▸ **EXERCISE DIRECTIONS**: Leave the pictures out. Return all other data exactly.

▸ **RECORDS SHOWN**:

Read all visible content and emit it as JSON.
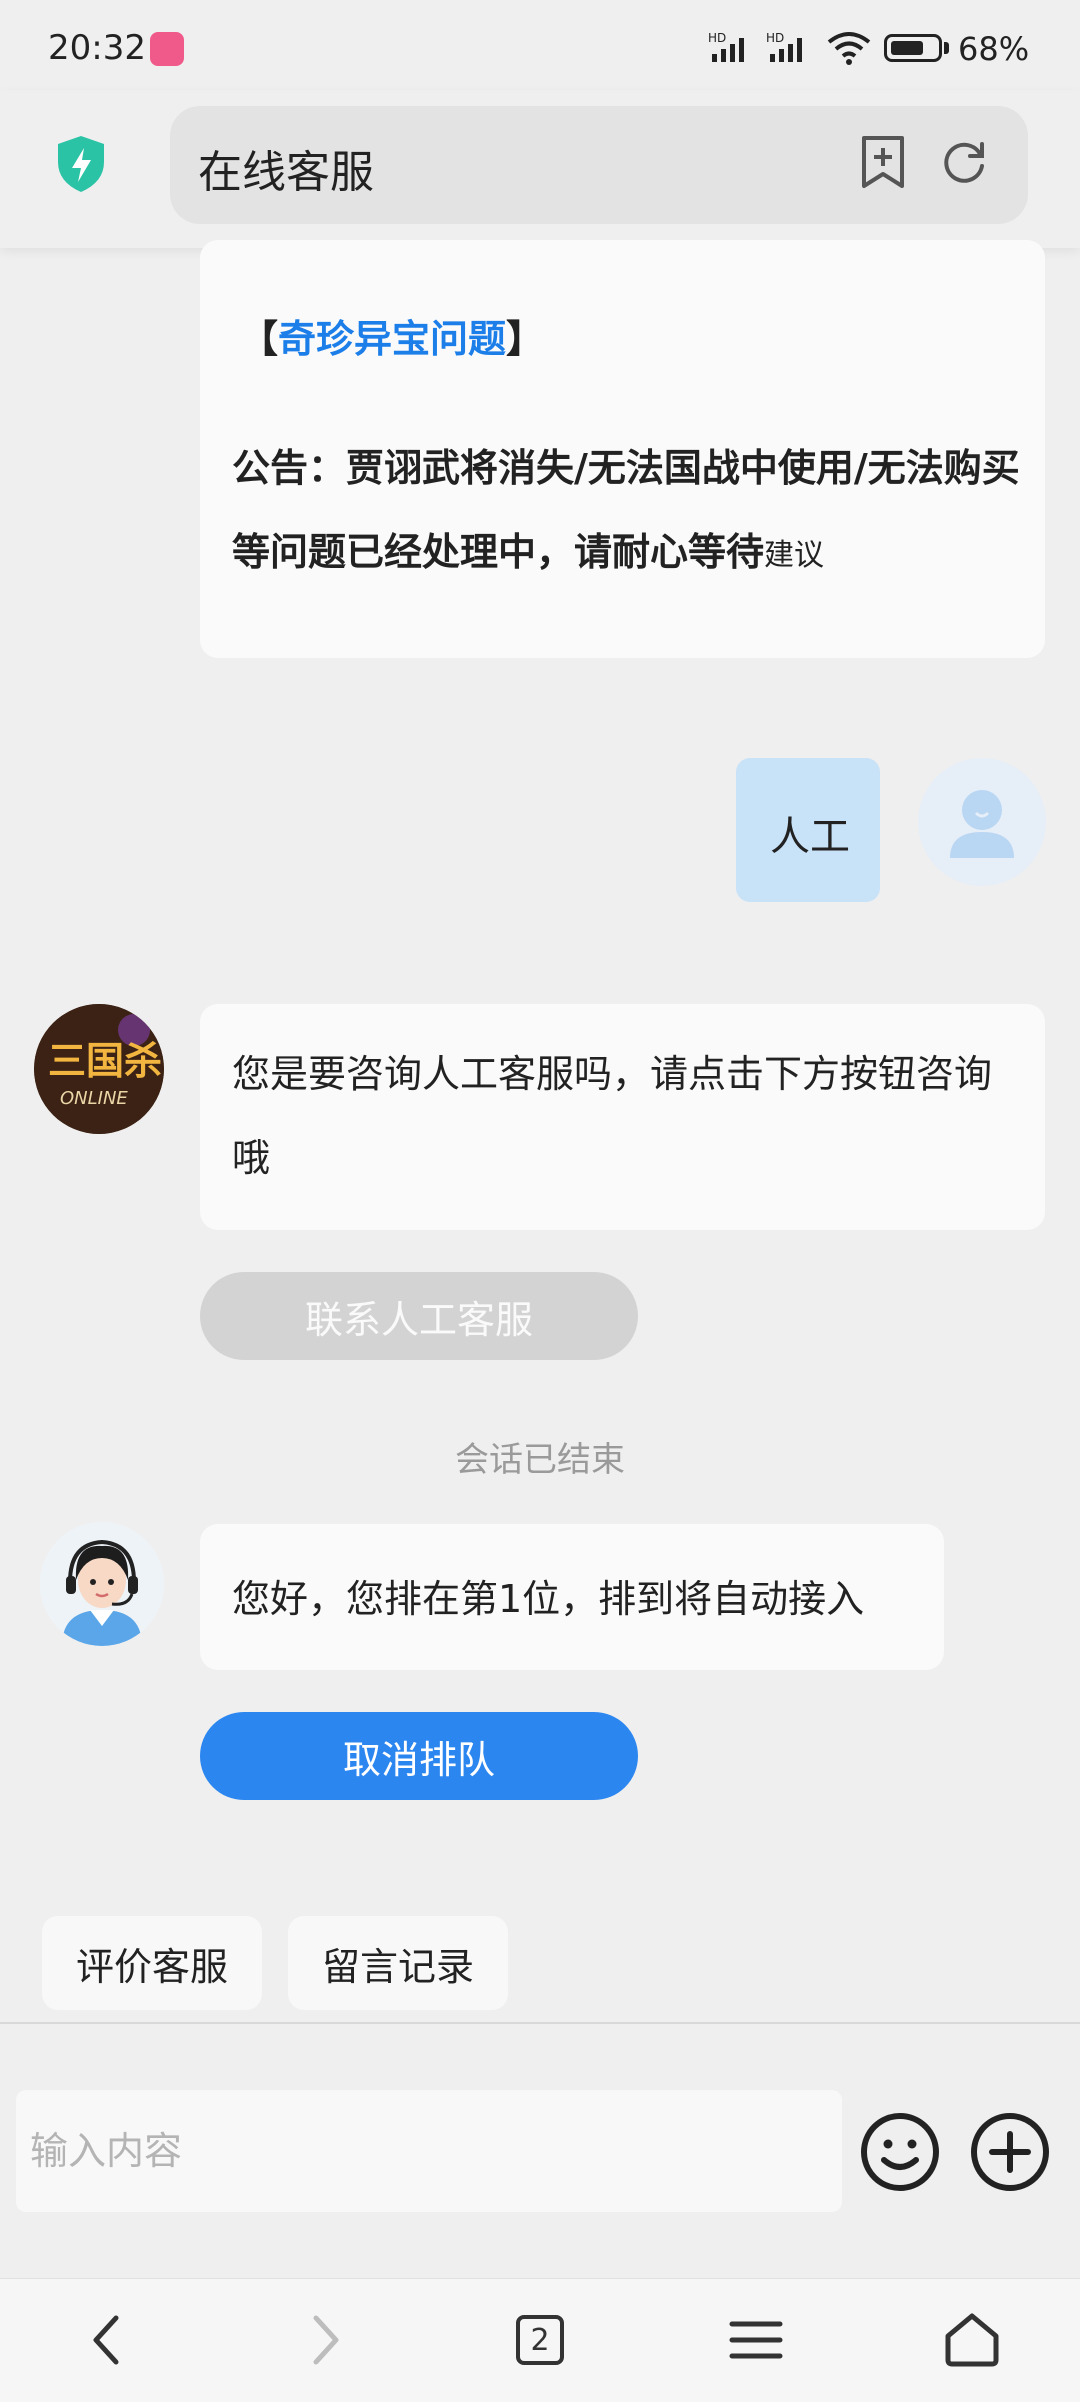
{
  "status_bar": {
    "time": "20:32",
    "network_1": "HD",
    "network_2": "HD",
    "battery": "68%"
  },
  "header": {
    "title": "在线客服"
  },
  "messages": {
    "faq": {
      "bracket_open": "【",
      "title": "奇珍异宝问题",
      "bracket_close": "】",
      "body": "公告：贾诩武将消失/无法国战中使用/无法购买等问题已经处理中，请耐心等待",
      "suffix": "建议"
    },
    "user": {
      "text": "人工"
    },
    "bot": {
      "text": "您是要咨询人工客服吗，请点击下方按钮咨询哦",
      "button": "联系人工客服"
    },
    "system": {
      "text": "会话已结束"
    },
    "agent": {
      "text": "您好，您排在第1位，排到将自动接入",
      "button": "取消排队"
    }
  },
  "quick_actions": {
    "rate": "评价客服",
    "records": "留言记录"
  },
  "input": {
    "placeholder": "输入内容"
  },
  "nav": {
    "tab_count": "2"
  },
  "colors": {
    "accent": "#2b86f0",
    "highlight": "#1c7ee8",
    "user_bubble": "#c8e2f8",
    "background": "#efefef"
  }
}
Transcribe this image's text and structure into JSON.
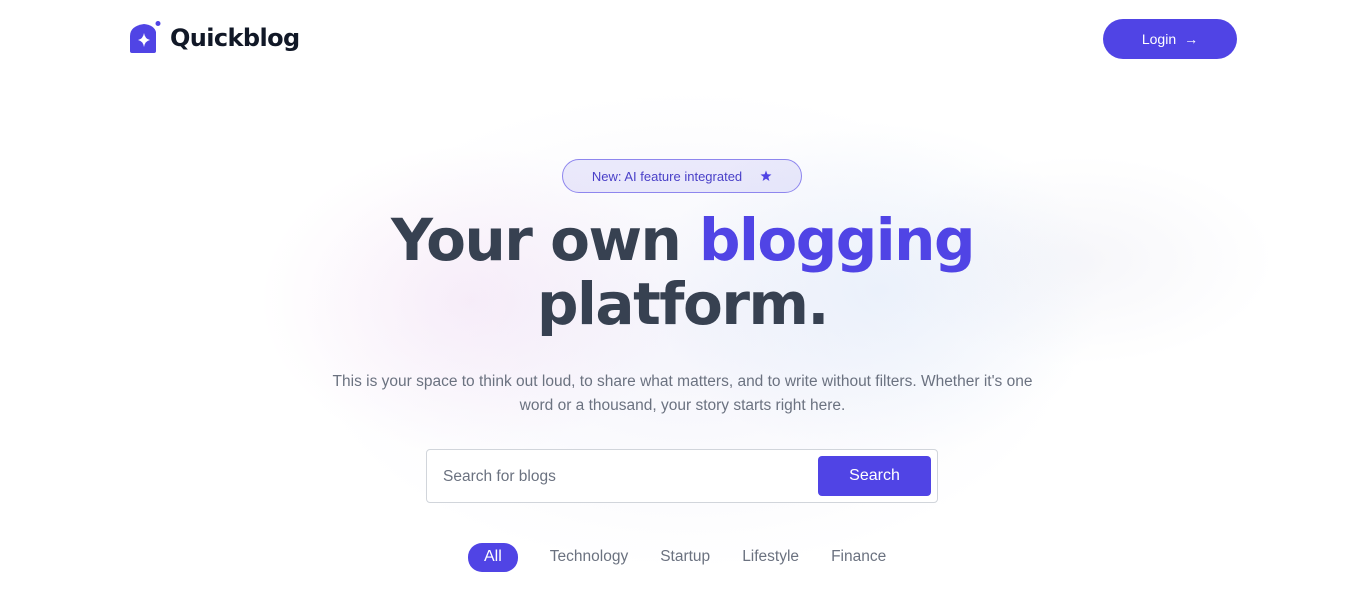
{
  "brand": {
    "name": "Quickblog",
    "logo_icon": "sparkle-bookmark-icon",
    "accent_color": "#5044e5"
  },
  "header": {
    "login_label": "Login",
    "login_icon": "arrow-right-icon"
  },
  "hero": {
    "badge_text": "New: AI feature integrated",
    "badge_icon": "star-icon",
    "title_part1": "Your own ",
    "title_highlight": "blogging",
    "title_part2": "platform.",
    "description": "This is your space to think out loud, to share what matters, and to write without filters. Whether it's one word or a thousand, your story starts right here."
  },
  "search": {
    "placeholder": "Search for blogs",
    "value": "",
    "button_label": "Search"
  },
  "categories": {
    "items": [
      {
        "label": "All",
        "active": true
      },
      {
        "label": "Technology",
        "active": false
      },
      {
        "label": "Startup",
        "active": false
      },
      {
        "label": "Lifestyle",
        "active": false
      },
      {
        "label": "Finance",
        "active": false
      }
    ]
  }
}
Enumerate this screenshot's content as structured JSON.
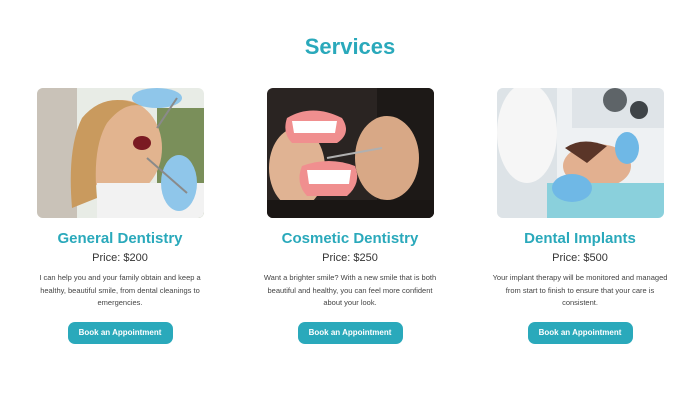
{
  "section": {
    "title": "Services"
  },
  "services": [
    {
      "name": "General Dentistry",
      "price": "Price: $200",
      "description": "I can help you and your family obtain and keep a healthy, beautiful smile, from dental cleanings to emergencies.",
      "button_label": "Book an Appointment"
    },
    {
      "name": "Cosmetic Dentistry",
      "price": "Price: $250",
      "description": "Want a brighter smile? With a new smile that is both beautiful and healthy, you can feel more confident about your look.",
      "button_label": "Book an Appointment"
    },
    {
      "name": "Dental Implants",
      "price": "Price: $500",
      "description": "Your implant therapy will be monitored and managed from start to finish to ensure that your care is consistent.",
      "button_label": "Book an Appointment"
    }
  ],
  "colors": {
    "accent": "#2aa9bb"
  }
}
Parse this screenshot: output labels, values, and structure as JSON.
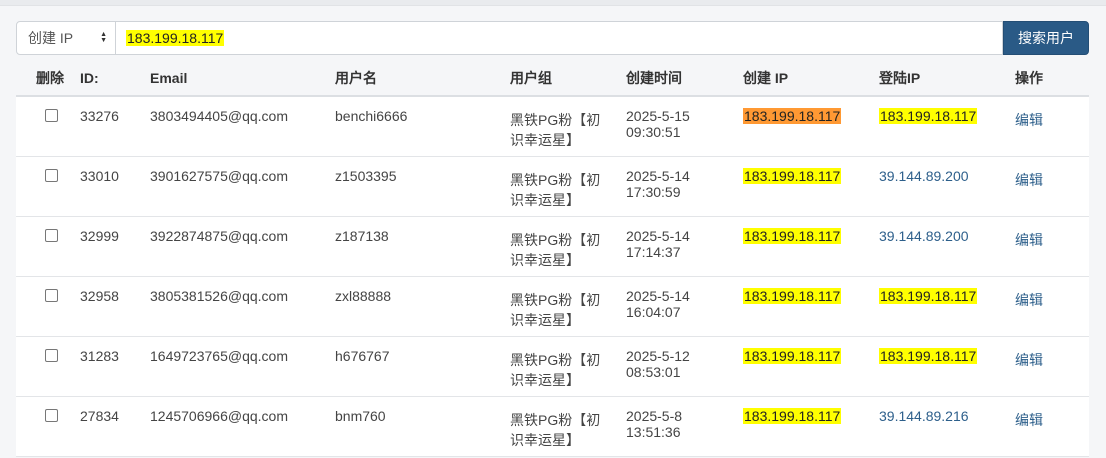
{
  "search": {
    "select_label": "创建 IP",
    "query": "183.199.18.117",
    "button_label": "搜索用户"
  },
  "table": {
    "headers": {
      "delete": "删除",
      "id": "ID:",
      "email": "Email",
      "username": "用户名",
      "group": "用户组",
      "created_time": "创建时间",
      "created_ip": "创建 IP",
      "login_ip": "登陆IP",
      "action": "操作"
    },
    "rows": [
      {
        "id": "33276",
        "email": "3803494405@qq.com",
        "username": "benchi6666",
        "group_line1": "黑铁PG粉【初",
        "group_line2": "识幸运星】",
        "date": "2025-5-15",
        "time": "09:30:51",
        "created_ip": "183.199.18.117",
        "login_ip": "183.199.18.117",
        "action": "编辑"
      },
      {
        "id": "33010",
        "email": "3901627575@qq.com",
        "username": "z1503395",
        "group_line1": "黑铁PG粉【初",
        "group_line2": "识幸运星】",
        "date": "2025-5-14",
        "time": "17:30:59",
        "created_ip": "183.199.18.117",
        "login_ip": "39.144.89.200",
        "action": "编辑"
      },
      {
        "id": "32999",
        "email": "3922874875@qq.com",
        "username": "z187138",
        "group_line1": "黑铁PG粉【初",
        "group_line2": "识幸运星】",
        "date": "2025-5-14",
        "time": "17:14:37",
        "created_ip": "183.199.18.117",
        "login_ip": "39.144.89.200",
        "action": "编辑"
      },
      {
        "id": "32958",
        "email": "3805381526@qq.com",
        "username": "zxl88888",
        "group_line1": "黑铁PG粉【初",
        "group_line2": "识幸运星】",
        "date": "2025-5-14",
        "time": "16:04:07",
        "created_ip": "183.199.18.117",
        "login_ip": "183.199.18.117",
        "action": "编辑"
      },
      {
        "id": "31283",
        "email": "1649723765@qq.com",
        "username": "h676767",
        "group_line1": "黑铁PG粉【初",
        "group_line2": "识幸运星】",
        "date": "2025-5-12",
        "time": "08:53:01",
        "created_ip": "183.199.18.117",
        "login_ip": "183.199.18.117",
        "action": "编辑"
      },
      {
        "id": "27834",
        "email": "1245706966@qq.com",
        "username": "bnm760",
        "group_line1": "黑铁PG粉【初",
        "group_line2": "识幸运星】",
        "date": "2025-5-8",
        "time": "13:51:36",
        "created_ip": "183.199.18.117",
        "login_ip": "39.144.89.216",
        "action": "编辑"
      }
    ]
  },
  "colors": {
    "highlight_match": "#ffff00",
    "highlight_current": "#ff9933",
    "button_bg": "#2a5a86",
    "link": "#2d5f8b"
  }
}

▸ **SOLUTION TO THIS EXERCISE**:
Read all visible content and emit it as JSON.
{
  "status_bar": {
    "time": "20:32",
    "network_1": "HD",
    "network_2": "HD",
    "battery": "68%"
  },
  "header": {
    "title": "在线客服"
  },
  "messages": {
    "faq": {
      "bracket_open": "【",
      "title": "奇珍异宝问题",
      "bracket_close": "】",
      "body": "公告：贾诩武将消失/无法国战中使用/无法购买等问题已经处理中，请耐心等待",
      "suffix": "建议"
    },
    "user": {
      "text": "人工"
    },
    "bot": {
      "text": "您是要咨询人工客服吗，请点击下方按钮咨询哦",
      "button": "联系人工客服"
    },
    "system": {
      "text": "会话已结束"
    },
    "agent": {
      "text": "您好，您排在第1位，排到将自动接入",
      "button": "取消排队"
    }
  },
  "quick_actions": {
    "rate": "评价客服",
    "records": "留言记录"
  },
  "input": {
    "placeholder": "输入内容"
  },
  "nav": {
    "tab_count": "2"
  },
  "colors": {
    "accent": "#2b86f0",
    "highlight": "#1c7ee8",
    "user_bubble": "#c8e2f8",
    "background": "#efefef"
  }
}
Transcribe this image's text and structure into JSON.
{
  "brand": {
    "name": "Quickblog",
    "logo_icon": "sparkle-bookmark-icon",
    "accent_color": "#5044e5"
  },
  "header": {
    "login_label": "Login",
    "login_icon": "arrow-right-icon"
  },
  "hero": {
    "badge_text": "New: AI feature integrated",
    "badge_icon": "star-icon",
    "title_part1": "Your own ",
    "title_highlight": "blogging",
    "title_part2": "platform.",
    "description": "This is your space to think out loud, to share what matters, and to write without filters. Whether it's one word or a thousand, your story starts right here."
  },
  "search": {
    "placeholder": "Search for blogs",
    "value": "",
    "button_label": "Search"
  },
  "categories": {
    "items": [
      {
        "label": "All",
        "active": true
      },
      {
        "label": "Technology",
        "active": false
      },
      {
        "label": "Startup",
        "active": false
      },
      {
        "label": "Lifestyle",
        "active": false
      },
      {
        "label": "Finance",
        "active": false
      }
    ]
  }
}
Enumerate this screenshot's content as structured JSON.
{
  "section": {
    "title": "Services"
  },
  "services": [
    {
      "name": "General Dentistry",
      "price": "Price: $200",
      "description": "I can help you and your family obtain and keep a healthy, beautiful smile, from dental cleanings to emergencies.",
      "button_label": "Book an Appointment"
    },
    {
      "name": "Cosmetic Dentistry",
      "price": "Price: $250",
      "description": "Want a brighter smile? With a new smile that is both beautiful and healthy, you can feel more confident about your look.",
      "button_label": "Book an Appointment"
    },
    {
      "name": "Dental Implants",
      "price": "Price: $500",
      "description": "Your implant therapy will be monitored and managed from start to finish to ensure that your care is consistent.",
      "button_label": "Book an Appointment"
    }
  ],
  "colors": {
    "accent": "#2aa9bb"
  }
}
Parse this screenshot: output labels, values, and structure as JSON.
{
  "search": {
    "select_label": "创建 IP",
    "query": "183.199.18.117",
    "button_label": "搜索用户"
  },
  "table": {
    "headers": {
      "delete": "删除",
      "id": "ID:",
      "email": "Email",
      "username": "用户名",
      "group": "用户组",
      "created_time": "创建时间",
      "created_ip": "创建 IP",
      "login_ip": "登陆IP",
      "action": "操作"
    },
    "rows": [
      {
        "id": "33276",
        "email": "3803494405@qq.com",
        "username": "benchi6666",
        "group_line1": "黑铁PG粉【初",
        "group_line2": "识幸运星】",
        "date": "2025-5-15",
        "time": "09:30:51",
        "created_ip": "183.199.18.117",
        "login_ip": "183.199.18.117",
        "action": "编辑"
      },
      {
        "id": "33010",
        "email": "3901627575@qq.com",
        "username": "z1503395",
        "group_line1": "黑铁PG粉【初",
        "group_line2": "识幸运星】",
        "date": "2025-5-14",
        "time": "17:30:59",
        "created_ip": "183.199.18.117",
        "login_ip": "39.144.89.200",
        "action": "编辑"
      },
      {
        "id": "32999",
        "email": "3922874875@qq.com",
        "username": "z187138",
        "group_line1": "黑铁PG粉【初",
        "group_line2": "识幸运星】",
        "date": "2025-5-14",
        "time": "17:14:37",
        "created_ip": "183.199.18.117",
        "login_ip": "39.144.89.200",
        "action": "编辑"
      },
      {
        "id": "32958",
        "email": "3805381526@qq.com",
        "username": "zxl88888",
        "group_line1": "黑铁PG粉【初",
        "group_line2": "识幸运星】",
        "date": "2025-5-14",
        "time": "16:04:07",
        "created_ip": "183.199.18.117",
        "login_ip": "183.199.18.117",
        "action": "编辑"
      },
      {
        "id": "31283",
        "email": "1649723765@qq.com",
        "username": "h676767",
        "group_line1": "黑铁PG粉【初",
        "group_line2": "识幸运星】",
        "date": "2025-5-12",
        "time": "08:53:01",
        "created_ip": "183.199.18.117",
        "login_ip": "183.199.18.117",
        "action": "编辑"
      },
      {
        "id": "27834",
        "email": "1245706966@qq.com",
        "username": "bnm760",
        "group_line1": "黑铁PG粉【初",
        "group_line2": "识幸运星】",
        "date": "2025-5-8",
        "time": "13:51:36",
        "created_ip": "183.199.18.117",
        "login_ip": "39.144.89.216",
        "action": "编辑"
      }
    ]
  },
  "colors": {
    "highlight_match": "#ffff00",
    "highlight_current": "#ff9933",
    "button_bg": "#2a5a86",
    "link": "#2d5f8b"
  }
}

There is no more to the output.